▶
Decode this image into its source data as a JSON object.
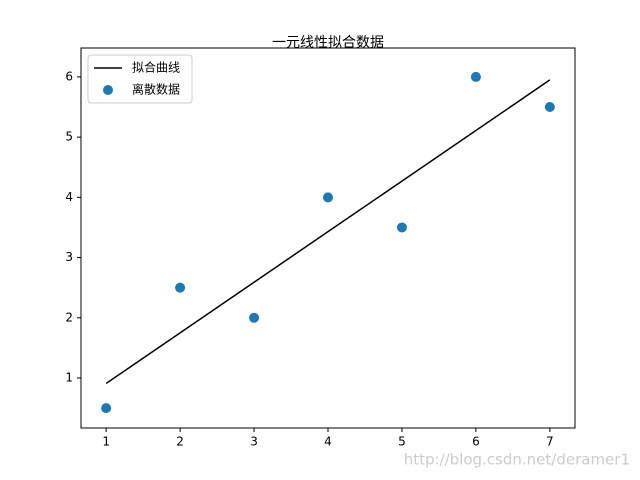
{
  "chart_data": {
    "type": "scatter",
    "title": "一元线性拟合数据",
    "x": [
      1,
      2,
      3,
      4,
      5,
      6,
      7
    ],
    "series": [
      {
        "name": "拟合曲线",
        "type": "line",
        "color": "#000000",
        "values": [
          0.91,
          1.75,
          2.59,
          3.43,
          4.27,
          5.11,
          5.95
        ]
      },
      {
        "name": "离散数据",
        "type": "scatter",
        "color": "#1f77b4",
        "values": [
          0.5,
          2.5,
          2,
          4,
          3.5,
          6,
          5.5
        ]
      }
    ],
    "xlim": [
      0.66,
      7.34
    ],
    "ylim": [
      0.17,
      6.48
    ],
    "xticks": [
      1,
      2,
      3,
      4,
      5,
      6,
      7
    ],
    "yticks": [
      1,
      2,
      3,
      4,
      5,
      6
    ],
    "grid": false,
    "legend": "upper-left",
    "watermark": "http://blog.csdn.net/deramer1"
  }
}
◀
▶
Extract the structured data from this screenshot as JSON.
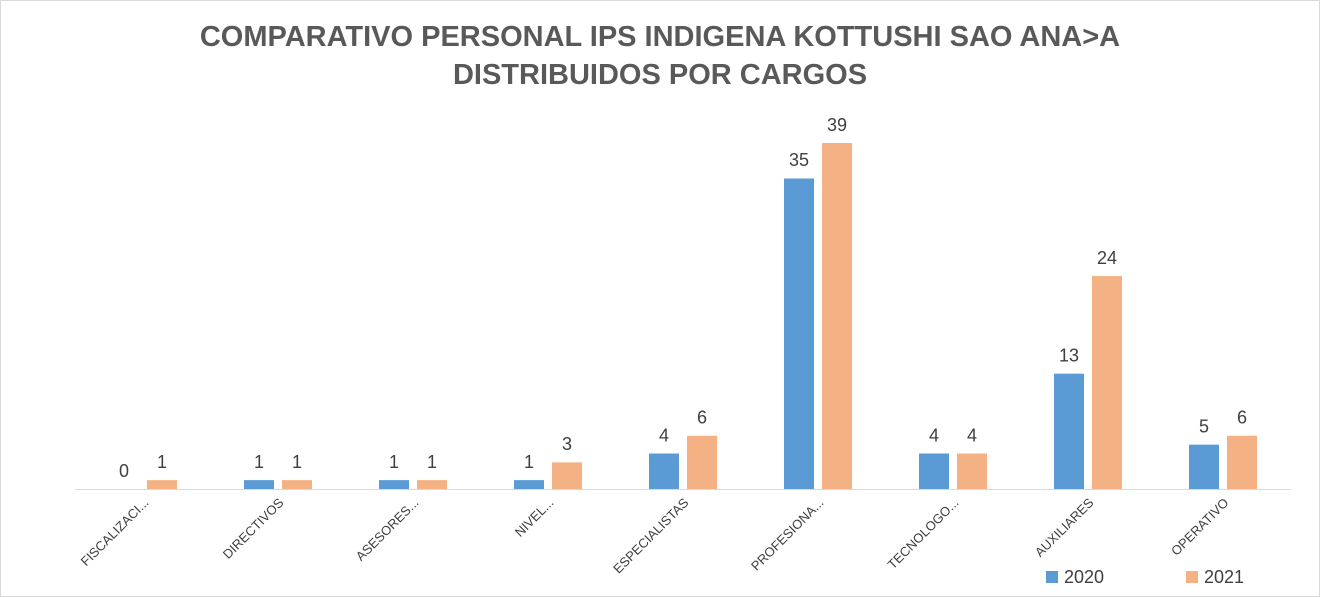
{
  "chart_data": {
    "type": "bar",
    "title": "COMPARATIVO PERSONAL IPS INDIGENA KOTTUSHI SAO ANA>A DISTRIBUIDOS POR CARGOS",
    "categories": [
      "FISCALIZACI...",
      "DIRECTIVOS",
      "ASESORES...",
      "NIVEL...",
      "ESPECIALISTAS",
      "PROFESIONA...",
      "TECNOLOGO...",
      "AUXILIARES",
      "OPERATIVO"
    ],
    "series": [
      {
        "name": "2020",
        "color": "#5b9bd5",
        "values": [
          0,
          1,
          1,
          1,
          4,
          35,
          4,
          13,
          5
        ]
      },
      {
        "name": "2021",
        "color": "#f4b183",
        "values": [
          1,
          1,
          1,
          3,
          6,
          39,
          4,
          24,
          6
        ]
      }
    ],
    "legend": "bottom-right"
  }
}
◀
▶
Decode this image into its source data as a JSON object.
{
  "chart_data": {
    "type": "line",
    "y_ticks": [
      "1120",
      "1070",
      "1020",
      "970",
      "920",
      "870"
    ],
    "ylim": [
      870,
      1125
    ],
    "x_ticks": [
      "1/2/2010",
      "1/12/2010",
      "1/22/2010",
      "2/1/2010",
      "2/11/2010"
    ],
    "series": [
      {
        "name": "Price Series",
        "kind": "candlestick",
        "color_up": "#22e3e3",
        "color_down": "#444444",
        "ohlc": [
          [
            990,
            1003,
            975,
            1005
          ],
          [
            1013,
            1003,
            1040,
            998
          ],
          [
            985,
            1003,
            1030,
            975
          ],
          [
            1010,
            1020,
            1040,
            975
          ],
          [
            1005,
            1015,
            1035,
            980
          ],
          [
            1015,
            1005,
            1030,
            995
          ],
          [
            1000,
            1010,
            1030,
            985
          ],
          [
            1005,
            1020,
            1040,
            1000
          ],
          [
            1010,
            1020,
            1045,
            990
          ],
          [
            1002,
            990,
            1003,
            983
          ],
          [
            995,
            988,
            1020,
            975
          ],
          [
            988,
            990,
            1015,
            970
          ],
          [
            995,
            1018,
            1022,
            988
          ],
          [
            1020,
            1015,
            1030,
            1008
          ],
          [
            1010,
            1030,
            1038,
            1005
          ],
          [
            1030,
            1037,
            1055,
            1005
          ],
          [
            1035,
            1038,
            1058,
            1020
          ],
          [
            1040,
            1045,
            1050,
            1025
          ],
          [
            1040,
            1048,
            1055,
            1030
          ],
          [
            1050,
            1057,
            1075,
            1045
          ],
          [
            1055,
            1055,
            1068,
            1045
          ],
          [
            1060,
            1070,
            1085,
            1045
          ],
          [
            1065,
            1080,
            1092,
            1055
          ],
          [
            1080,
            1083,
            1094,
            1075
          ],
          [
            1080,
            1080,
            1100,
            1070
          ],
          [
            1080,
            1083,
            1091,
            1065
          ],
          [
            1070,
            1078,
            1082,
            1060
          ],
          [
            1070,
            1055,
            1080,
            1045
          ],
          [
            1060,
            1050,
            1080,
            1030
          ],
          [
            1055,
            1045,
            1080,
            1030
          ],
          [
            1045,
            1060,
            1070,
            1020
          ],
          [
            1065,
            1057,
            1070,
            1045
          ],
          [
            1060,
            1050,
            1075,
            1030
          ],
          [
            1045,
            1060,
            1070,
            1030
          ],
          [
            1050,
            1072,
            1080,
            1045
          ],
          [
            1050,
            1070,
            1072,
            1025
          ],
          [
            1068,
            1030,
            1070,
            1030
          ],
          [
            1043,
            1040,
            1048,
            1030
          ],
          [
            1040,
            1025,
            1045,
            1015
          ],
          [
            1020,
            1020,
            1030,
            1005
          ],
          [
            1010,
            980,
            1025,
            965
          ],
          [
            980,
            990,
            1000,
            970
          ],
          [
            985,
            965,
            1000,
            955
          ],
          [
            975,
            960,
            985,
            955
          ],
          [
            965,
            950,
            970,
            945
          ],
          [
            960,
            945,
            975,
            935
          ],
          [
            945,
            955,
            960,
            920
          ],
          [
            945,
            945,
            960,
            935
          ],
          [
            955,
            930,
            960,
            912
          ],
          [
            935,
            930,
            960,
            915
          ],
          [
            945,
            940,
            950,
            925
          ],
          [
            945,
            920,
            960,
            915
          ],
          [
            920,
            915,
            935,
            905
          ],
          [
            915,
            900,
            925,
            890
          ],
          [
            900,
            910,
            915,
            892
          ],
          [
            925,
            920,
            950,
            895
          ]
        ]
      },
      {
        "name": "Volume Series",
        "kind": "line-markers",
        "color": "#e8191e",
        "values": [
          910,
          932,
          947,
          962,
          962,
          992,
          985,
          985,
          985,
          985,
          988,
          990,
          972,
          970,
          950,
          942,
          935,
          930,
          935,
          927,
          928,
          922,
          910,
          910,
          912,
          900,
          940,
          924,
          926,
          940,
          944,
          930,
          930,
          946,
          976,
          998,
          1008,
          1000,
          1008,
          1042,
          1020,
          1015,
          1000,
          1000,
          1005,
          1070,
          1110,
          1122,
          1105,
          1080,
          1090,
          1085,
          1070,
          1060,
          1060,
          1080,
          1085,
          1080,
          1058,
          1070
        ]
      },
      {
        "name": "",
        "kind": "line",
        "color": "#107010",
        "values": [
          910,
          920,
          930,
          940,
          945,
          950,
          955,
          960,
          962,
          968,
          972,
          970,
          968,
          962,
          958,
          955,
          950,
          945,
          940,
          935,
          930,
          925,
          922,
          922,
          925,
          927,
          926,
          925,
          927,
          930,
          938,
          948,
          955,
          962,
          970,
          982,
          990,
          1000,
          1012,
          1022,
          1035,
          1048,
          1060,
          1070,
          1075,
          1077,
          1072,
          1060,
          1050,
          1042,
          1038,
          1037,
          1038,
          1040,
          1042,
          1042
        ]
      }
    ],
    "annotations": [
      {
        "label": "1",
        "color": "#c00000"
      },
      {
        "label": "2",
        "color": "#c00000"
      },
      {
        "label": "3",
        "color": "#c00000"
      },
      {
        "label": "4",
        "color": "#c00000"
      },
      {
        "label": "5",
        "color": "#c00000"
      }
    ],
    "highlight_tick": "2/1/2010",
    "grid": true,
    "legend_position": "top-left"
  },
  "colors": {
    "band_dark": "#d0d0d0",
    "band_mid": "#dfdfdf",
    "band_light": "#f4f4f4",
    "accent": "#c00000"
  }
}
◀
**PROMPT**
Out of the material above, select every line that holds the string "name".

**REPLY TO THE TASK**
        "name": "拟合曲线",
        "name": "离散数据",
        "name": "2020",
        "name": "2021",
        "name": "Price Series",
        "name": "Volume Series",
        "name": "",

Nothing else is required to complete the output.